§ **To be done**: Draw out every line with the word "rank" from the listing below.

— START OF Listing —

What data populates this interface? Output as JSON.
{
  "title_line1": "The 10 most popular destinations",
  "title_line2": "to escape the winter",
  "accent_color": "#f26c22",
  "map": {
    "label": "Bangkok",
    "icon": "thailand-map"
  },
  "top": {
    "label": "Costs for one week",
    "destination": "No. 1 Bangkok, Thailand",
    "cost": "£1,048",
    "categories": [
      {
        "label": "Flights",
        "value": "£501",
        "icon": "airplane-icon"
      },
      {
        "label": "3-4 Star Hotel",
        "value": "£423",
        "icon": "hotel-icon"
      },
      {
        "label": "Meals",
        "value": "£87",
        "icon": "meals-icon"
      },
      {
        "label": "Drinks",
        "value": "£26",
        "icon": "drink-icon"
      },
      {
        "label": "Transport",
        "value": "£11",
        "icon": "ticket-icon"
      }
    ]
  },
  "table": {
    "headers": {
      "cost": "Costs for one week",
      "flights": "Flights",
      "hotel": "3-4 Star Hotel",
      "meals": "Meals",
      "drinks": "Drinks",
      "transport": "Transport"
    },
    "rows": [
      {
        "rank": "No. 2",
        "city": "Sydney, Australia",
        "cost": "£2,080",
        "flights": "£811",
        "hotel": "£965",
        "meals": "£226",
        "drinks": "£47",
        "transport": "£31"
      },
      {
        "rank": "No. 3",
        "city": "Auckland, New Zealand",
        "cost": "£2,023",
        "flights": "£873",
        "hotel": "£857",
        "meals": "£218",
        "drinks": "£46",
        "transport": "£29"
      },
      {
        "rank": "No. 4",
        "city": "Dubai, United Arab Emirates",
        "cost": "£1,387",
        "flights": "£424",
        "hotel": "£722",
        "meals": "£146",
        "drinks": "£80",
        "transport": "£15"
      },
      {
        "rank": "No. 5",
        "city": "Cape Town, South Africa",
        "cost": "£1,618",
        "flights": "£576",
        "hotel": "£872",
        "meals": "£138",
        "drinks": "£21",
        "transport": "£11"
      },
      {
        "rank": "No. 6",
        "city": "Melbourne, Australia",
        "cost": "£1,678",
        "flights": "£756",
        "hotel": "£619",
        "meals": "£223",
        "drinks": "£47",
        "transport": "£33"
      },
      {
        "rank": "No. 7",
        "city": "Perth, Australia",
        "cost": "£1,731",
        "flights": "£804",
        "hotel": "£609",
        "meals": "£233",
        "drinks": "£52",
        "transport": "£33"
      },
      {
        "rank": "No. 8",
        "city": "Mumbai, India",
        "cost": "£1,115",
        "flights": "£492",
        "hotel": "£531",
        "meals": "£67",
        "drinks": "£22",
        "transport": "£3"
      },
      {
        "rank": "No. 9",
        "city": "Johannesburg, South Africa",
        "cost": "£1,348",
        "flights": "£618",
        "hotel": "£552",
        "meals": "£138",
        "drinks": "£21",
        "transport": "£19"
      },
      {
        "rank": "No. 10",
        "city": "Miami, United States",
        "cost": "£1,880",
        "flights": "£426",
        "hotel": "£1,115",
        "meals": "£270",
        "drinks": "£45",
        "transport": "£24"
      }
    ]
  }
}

— END OF Listing —

§ **Solution for this exercise**:
        "rank": "No. 2",
        "rank": "No. 3",
        "rank": "No. 4",
        "rank": "No. 5",
        "rank": "No. 6",
        "rank": "No. 7",
        "rank": "No. 8",
        "rank": "No. 9",
        "rank": "No. 10",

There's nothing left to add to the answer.